#### TEXT SEGMENT
↓↓↓

Fix oatdump crash on arm64/arm code.
Also adds 16 bit literal information.

Rationale:
When "run-away" instructions are disassembled, the literal
addresses may go out of range, causing oatdump to crash.
This CL guards memory access against the full memory range
allocated to assembly instructions and data (it is possible
but not really necessary to refine this a bit). Out of range
arguments are now displayed as (?) to denote the issue, which
is a lot nicer than crashing.

BUG=28670871

Change-Id: I51e9b6a6a99162546fe31059f14278e8980451c2
diff --git a/disassembler/disassembler.h b/disassembler/disassembler.h
index b99e5c2..b080315 100644
--- a/disassembler/disassembler.h
+++ b/disassembler/disassembler.h
@@ -31,16 +31,23 @@
   // Should the disassembler print absolute or relative addresses.
   const bool absolute_addresses_;
 
-  // Base addess for calculating relative code offsets when absolute_addresses_ is false.

↑↑↑

Region annotation records:
↓↓↓

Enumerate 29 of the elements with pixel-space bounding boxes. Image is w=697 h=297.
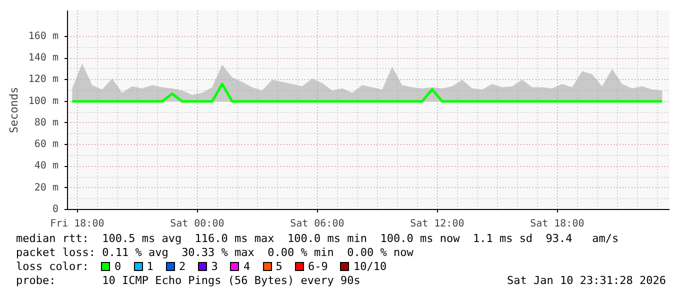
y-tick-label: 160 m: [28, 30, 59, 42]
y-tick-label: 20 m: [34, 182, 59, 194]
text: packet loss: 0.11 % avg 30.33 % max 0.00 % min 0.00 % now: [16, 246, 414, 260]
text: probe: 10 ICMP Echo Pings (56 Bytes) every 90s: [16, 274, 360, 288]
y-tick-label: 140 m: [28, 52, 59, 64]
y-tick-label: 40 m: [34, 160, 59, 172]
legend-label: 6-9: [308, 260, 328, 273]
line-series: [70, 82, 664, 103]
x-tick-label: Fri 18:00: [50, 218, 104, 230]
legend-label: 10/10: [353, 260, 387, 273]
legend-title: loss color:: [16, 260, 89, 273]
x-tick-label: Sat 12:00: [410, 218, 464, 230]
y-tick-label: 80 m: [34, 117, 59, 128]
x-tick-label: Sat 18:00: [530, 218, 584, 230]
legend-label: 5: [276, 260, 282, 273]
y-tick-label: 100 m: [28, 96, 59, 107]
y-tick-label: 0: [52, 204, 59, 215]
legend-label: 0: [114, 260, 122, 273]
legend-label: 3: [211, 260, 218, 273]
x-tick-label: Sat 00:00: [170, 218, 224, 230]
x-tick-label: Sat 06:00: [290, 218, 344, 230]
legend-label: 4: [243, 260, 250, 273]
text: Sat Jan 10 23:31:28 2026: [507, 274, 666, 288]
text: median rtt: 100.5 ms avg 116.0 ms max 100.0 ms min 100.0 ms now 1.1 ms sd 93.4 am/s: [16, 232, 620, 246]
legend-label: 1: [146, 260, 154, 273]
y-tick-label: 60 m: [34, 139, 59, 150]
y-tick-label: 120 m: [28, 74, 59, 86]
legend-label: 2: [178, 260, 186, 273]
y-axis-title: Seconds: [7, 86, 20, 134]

↑↑↑

#### SHORT EXERCISE A
Answer these questions from the oatdump commit text:
(i) How are out-of-range arguments now displayed?
(ii) What bug number is given?
(iii) Which file does the diff modify?
#### SHORT EXERCISE B
Please extend the oatdump commit text from the point where it stops.
The data plays no part here.

#### FINAL ANSWER A
(i) As (?)
(ii) 28670871
(iii) disassembler/disassembler.h

#### FINAL ANSWER B
+  // Base address for calculating relative code offsets when absolute_addresses_ is false.
   const uint8_t* const base_address_;
 
+  // End address (exclusive);
+  const uint8_t* const end_address_;
+
   // If set, the disassembler is allowed to look at load targets in literal
   // pools.
   const bool can_read_literals_;
 
-  DisassemblerOptions(bool absolute_addresses, const uint8_t* base_address,
+  DisassemblerOptions(bool absolute_addresses,
+                      const uint8_t* base_address,
+                      const uint8_t* end_address,
                       bool can_read_literals)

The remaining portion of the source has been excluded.